## TASK BRIEF:
Can you print the data exactly and leave out each image?

-------- PROVIDED RECORDS

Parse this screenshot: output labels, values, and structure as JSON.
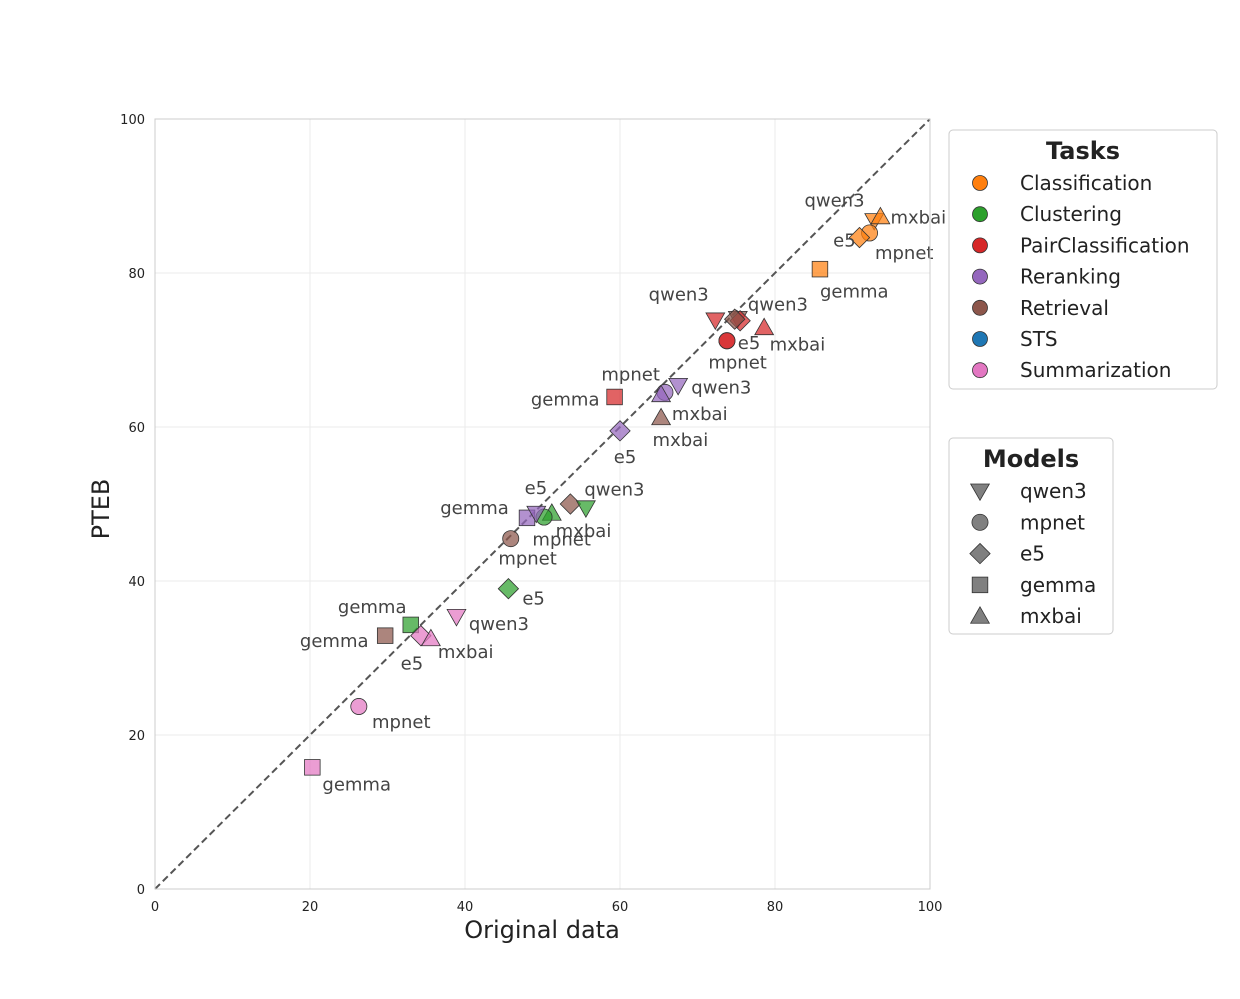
{
  "chart_data": {
    "type": "scatter",
    "xlabel": "Original data",
    "ylabel": "PTEB",
    "xlim": [
      0,
      100
    ],
    "ylim": [
      0,
      100
    ],
    "xticks": [
      "0",
      "20",
      "40",
      "60",
      "80",
      "100"
    ],
    "yticks": [
      "0",
      "20",
      "40",
      "60",
      "80",
      "100"
    ],
    "grid": true,
    "reference_line": "y = x (dashed)",
    "tasks_legend": {
      "title": "Tasks",
      "items": [
        {
          "label": "Classification",
          "color": "#ff7f0e"
        },
        {
          "label": "Clustering",
          "color": "#2ca02c"
        },
        {
          "label": "PairClassification",
          "color": "#d62728"
        },
        {
          "label": "Reranking",
          "color": "#9467bd"
        },
        {
          "label": "Retrieval",
          "color": "#8c564b"
        },
        {
          "label": "STS",
          "color": "#1f77b4"
        },
        {
          "label": "Summarization",
          "color": "#e377c2"
        }
      ]
    },
    "models_legend": {
      "title": "Models",
      "items": [
        {
          "label": "qwen3",
          "marker": "triangle-down"
        },
        {
          "label": "mpnet",
          "marker": "circle"
        },
        {
          "label": "e5",
          "marker": "diamond"
        },
        {
          "label": "gemma",
          "marker": "square"
        },
        {
          "label": "mxbai",
          "marker": "triangle-up"
        }
      ]
    },
    "points": [
      {
        "task": "Classification",
        "model": "qwen3",
        "x": 92.8,
        "y": 86.8,
        "label": "qwen3",
        "ldx": -9.0,
        "ldy": 2.6
      },
      {
        "task": "Classification",
        "model": "mxbai",
        "x": 93.6,
        "y": 87.3,
        "label": "mxbai",
        "ldx": 1.3,
        "ldy": -0.1
      },
      {
        "task": "Classification",
        "model": "mpnet",
        "x": 92.2,
        "y": 85.2,
        "label": "mpnet",
        "ldx": 0.7,
        "ldy": -2.6
      },
      {
        "task": "Classification",
        "model": "e5",
        "x": 90.9,
        "y": 84.6,
        "label": "e5",
        "ldx": -3.4,
        "ldy": -0.4
      },
      {
        "task": "Classification",
        "model": "gemma",
        "x": 85.8,
        "y": 80.5,
        "label": "gemma",
        "ldx": 0.0,
        "ldy": -2.9
      },
      {
        "task": "PairClassification",
        "model": "qwen3",
        "x": 72.3,
        "y": 73.9,
        "label": "qwen3",
        "ldx": -8.6,
        "ldy": 3.3
      },
      {
        "task": "Retrieval",
        "model": "qwen3",
        "x": 75.2,
        "y": 74.1,
        "label": "qwen3",
        "ldx": 1.3,
        "ldy": 1.8
      },
      {
        "task": "PairClassification",
        "model": "e5",
        "x": 75.5,
        "y": 73.8,
        "label": "",
        "ldx": 0,
        "ldy": 0
      },
      {
        "task": "Retrieval",
        "model": "e5",
        "x": 74.8,
        "y": 74.0,
        "label": "",
        "ldx": 0,
        "ldy": 0
      },
      {
        "task": "PairClassification",
        "model": "mxbai",
        "x": 78.6,
        "y": 72.9,
        "label": "mxbai",
        "ldx": 0.7,
        "ldy": -2.2
      },
      {
        "task": "PairClassification",
        "model": "mpnet",
        "x": 73.8,
        "y": 71.2,
        "label": "e5",
        "ldx": 1.4,
        "ldy": -0.3
      },
      {
        "task": "PairClassification",
        "model": "mpnet",
        "x": 73.8,
        "y": 71.2,
        "label": "mpnet",
        "ldx": -2.4,
        "ldy": -2.8
      },
      {
        "task": "PairClassification",
        "model": "gemma",
        "x": 59.3,
        "y": 63.9,
        "label": "gemma",
        "ldx": -10.8,
        "ldy": -0.3
      },
      {
        "task": "Reranking",
        "model": "mpnet",
        "x": 65.8,
        "y": 64.5,
        "label": "mpnet",
        "ldx": -8.2,
        "ldy": 2.3
      },
      {
        "task": "Reranking",
        "model": "qwen3",
        "x": 67.5,
        "y": 65.4,
        "label": "qwen3",
        "ldx": 1.7,
        "ldy": -0.3
      },
      {
        "task": "Reranking",
        "model": "mxbai",
        "x": 65.3,
        "y": 64.2,
        "label": "mxbai",
        "ldx": 1.4,
        "ldy": -2.5
      },
      {
        "task": "Retrieval",
        "model": "mxbai",
        "x": 65.3,
        "y": 61.2,
        "label": "mxbai",
        "ldx": -1.1,
        "ldy": -2.9
      },
      {
        "task": "Reranking",
        "model": "e5",
        "x": 60.0,
        "y": 59.5,
        "label": "e5",
        "ldx": -0.8,
        "ldy": -3.4
      },
      {
        "task": "Retrieval",
        "model": "e5",
        "x": 53.6,
        "y": 50.0,
        "label": "qwen3",
        "ldx": 1.8,
        "ldy": 1.9
      },
      {
        "task": "Clustering",
        "model": "qwen3",
        "x": 55.6,
        "y": 49.5,
        "label": "",
        "ldx": 0,
        "ldy": 0
      },
      {
        "task": "Clustering",
        "model": "mxbai",
        "x": 51.2,
        "y": 48.8,
        "label": "mxbai",
        "ldx": 0.5,
        "ldy": -2.3
      },
      {
        "task": "Clustering",
        "model": "mpnet",
        "x": 50.2,
        "y": 48.3,
        "label": "mpnet",
        "ldx": -1.5,
        "ldy": -2.9
      },
      {
        "task": "Reranking",
        "model": "gemma",
        "x": 48.0,
        "y": 48.2,
        "label": "gemma",
        "ldx": -11.2,
        "ldy": 1.3
      },
      {
        "task": "Reranking",
        "model": "qwen3",
        "x": 49.2,
        "y": 48.8,
        "label": "e5",
        "ldx": -1.5,
        "ldy": 3.3
      },
      {
        "task": "Retrieval",
        "model": "mpnet",
        "x": 45.9,
        "y": 45.5,
        "label": "mpnet",
        "ldx": -1.6,
        "ldy": -2.6
      },
      {
        "task": "Clustering",
        "model": "e5",
        "x": 45.6,
        "y": 39.0,
        "label": "e5",
        "ldx": 1.8,
        "ldy": -1.3
      },
      {
        "task": "Summarization",
        "model": "qwen3",
        "x": 38.9,
        "y": 35.4,
        "label": "qwen3",
        "ldx": 1.6,
        "ldy": -1.0
      },
      {
        "task": "Clustering",
        "model": "gemma",
        "x": 33.0,
        "y": 34.3,
        "label": "gemma",
        "ldx": -9.4,
        "ldy": 2.3
      },
      {
        "task": "Summarization",
        "model": "e5",
        "x": 34.3,
        "y": 32.9,
        "label": "e5",
        "ldx": -2.6,
        "ldy": -3.6
      },
      {
        "task": "Summarization",
        "model": "mxbai",
        "x": 35.6,
        "y": 32.5,
        "label": "mxbai",
        "ldx": 0.9,
        "ldy": -1.7
      },
      {
        "task": "Retrieval",
        "model": "gemma",
        "x": 29.7,
        "y": 32.9,
        "label": "gemma",
        "ldx": -11.0,
        "ldy": -0.7
      },
      {
        "task": "Summarization",
        "model": "mpnet",
        "x": 26.3,
        "y": 23.7,
        "label": "mpnet",
        "ldx": 1.7,
        "ldy": -2.0
      },
      {
        "task": "Summarization",
        "model": "gemma",
        "x": 20.3,
        "y": 15.8,
        "label": "gemma",
        "ldx": 1.3,
        "ldy": -2.2
      }
    ]
  }
}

----------------

## TASK OUTPUT:
Parse this screenshot: output labels, values, and structure as JSON.
{
  "chart_data": {
    "type": "scatter",
    "xlabel": "Original data",
    "ylabel": "PTEB",
    "xlim": [
      0,
      100
    ],
    "ylim": [
      0,
      100
    ],
    "xticks": [
      "0",
      "20",
      "40",
      "60",
      "80",
      "100"
    ],
    "yticks": [
      "0",
      "20",
      "40",
      "60",
      "80",
      "100"
    ],
    "grid": true,
    "reference_line": "y = x (dashed)",
    "tasks_legend": {
      "title": "Tasks",
      "items": [
        {
          "label": "Classification",
          "color": "#ff7f0e"
        },
        {
          "label": "Clustering",
          "color": "#2ca02c"
        },
        {
          "label": "PairClassification",
          "color": "#d62728"
        },
        {
          "label": "Reranking",
          "color": "#9467bd"
        },
        {
          "label": "Retrieval",
          "color": "#8c564b"
        },
        {
          "label": "STS",
          "color": "#1f77b4"
        },
        {
          "label": "Summarization",
          "color": "#e377c2"
        }
      ]
    },
    "models_legend": {
      "title": "Models",
      "items": [
        {
          "label": "qwen3",
          "marker": "triangle-down"
        },
        {
          "label": "mpnet",
          "marker": "circle"
        },
        {
          "label": "e5",
          "marker": "diamond"
        },
        {
          "label": "gemma",
          "marker": "square"
        },
        {
          "label": "mxbai",
          "marker": "triangle-up"
        }
      ]
    },
    "points": [
      {
        "task": "Classification",
        "model": "qwen3",
        "x": 92.8,
        "y": 86.8,
        "label": "qwen3",
        "ldx": -9.0,
        "ldy": 2.6
      },
      {
        "task": "Classification",
        "model": "mxbai",
        "x": 93.6,
        "y": 87.3,
        "label": "mxbai",
        "ldx": 1.3,
        "ldy": -0.1
      },
      {
        "task": "Classification",
        "model": "mpnet",
        "x": 92.2,
        "y": 85.2,
        "label": "mpnet",
        "ldx": 0.7,
        "ldy": -2.6
      },
      {
        "task": "Classification",
        "model": "e5",
        "x": 90.9,
        "y": 84.6,
        "label": "e5",
        "ldx": -3.4,
        "ldy": -0.4
      },
      {
        "task": "Classification",
        "model": "gemma",
        "x": 85.8,
        "y": 80.5,
        "label": "gemma",
        "ldx": 0.0,
        "ldy": -2.9
      },
      {
        "task": "PairClassification",
        "model": "qwen3",
        "x": 72.3,
        "y": 73.9,
        "label": "qwen3",
        "ldx": -8.6,
        "ldy": 3.3
      },
      {
        "task": "Retrieval",
        "model": "qwen3",
        "x": 75.2,
        "y": 74.1,
        "label": "qwen3",
        "ldx": 1.3,
        "ldy": 1.8
      },
      {
        "task": "PairClassification",
        "model": "e5",
        "x": 75.5,
        "y": 73.8,
        "label": "",
        "ldx": 0,
        "ldy": 0
      },
      {
        "task": "Retrieval",
        "model": "e5",
        "x": 74.8,
        "y": 74.0,
        "label": "",
        "ldx": 0,
        "ldy": 0
      },
      {
        "task": "PairClassification",
        "model": "mxbai",
        "x": 78.6,
        "y": 72.9,
        "label": "mxbai",
        "ldx": 0.7,
        "ldy": -2.2
      },
      {
        "task": "PairClassification",
        "model": "mpnet",
        "x": 73.8,
        "y": 71.2,
        "label": "e5",
        "ldx": 1.4,
        "ldy": -0.3
      },
      {
        "task": "PairClassification",
        "model": "mpnet",
        "x": 73.8,
        "y": 71.2,
        "label": "mpnet",
        "ldx": -2.4,
        "ldy": -2.8
      },
      {
        "task": "PairClassification",
        "model": "gemma",
        "x": 59.3,
        "y": 63.9,
        "label": "gemma",
        "ldx": -10.8,
        "ldy": -0.3
      },
      {
        "task": "Reranking",
        "model": "mpnet",
        "x": 65.8,
        "y": 64.5,
        "label": "mpnet",
        "ldx": -8.2,
        "ldy": 2.3
      },
      {
        "task": "Reranking",
        "model": "qwen3",
        "x": 67.5,
        "y": 65.4,
        "label": "qwen3",
        "ldx": 1.7,
        "ldy": -0.3
      },
      {
        "task": "Reranking",
        "model": "mxbai",
        "x": 65.3,
        "y": 64.2,
        "label": "mxbai",
        "ldx": 1.4,
        "ldy": -2.5
      },
      {
        "task": "Retrieval",
        "model": "mxbai",
        "x": 65.3,
        "y": 61.2,
        "label": "mxbai",
        "ldx": -1.1,
        "ldy": -2.9
      },
      {
        "task": "Reranking",
        "model": "e5",
        "x": 60.0,
        "y": 59.5,
        "label": "e5",
        "ldx": -0.8,
        "ldy": -3.4
      },
      {
        "task": "Retrieval",
        "model": "e5",
        "x": 53.6,
        "y": 50.0,
        "label": "qwen3",
        "ldx": 1.8,
        "ldy": 1.9
      },
      {
        "task": "Clustering",
        "model": "qwen3",
        "x": 55.6,
        "y": 49.5,
        "label": "",
        "ldx": 0,
        "ldy": 0
      },
      {
        "task": "Clustering",
        "model": "mxbai",
        "x": 51.2,
        "y": 48.8,
        "label": "mxbai",
        "ldx": 0.5,
        "ldy": -2.3
      },
      {
        "task": "Clustering",
        "model": "mpnet",
        "x": 50.2,
        "y": 48.3,
        "label": "mpnet",
        "ldx": -1.5,
        "ldy": -2.9
      },
      {
        "task": "Reranking",
        "model": "gemma",
        "x": 48.0,
        "y": 48.2,
        "label": "gemma",
        "ldx": -11.2,
        "ldy": 1.3
      },
      {
        "task": "Reranking",
        "model": "qwen3",
        "x": 49.2,
        "y": 48.8,
        "label": "e5",
        "ldx": -1.5,
        "ldy": 3.3
      },
      {
        "task": "Retrieval",
        "model": "mpnet",
        "x": 45.9,
        "y": 45.5,
        "label": "mpnet",
        "ldx": -1.6,
        "ldy": -2.6
      },
      {
        "task": "Clustering",
        "model": "e5",
        "x": 45.6,
        "y": 39.0,
        "label": "e5",
        "ldx": 1.8,
        "ldy": -1.3
      },
      {
        "task": "Summarization",
        "model": "qwen3",
        "x": 38.9,
        "y": 35.4,
        "label": "qwen3",
        "ldx": 1.6,
        "ldy": -1.0
      },
      {
        "task": "Clustering",
        "model": "gemma",
        "x": 33.0,
        "y": 34.3,
        "label": "gemma",
        "ldx": -9.4,
        "ldy": 2.3
      },
      {
        "task": "Summarization",
        "model": "e5",
        "x": 34.3,
        "y": 32.9,
        "label": "e5",
        "ldx": -2.6,
        "ldy": -3.6
      },
      {
        "task": "Summarization",
        "model": "mxbai",
        "x": 35.6,
        "y": 32.5,
        "label": "mxbai",
        "ldx": 0.9,
        "ldy": -1.7
      },
      {
        "task": "Retrieval",
        "model": "gemma",
        "x": 29.7,
        "y": 32.9,
        "label": "gemma",
        "ldx": -11.0,
        "ldy": -0.7
      },
      {
        "task": "Summarization",
        "model": "mpnet",
        "x": 26.3,
        "y": 23.7,
        "label": "mpnet",
        "ldx": 1.7,
        "ldy": -2.0
      },
      {
        "task": "Summarization",
        "model": "gemma",
        "x": 20.3,
        "y": 15.8,
        "label": "gemma",
        "ldx": 1.3,
        "ldy": -2.2
      }
    ]
  }
}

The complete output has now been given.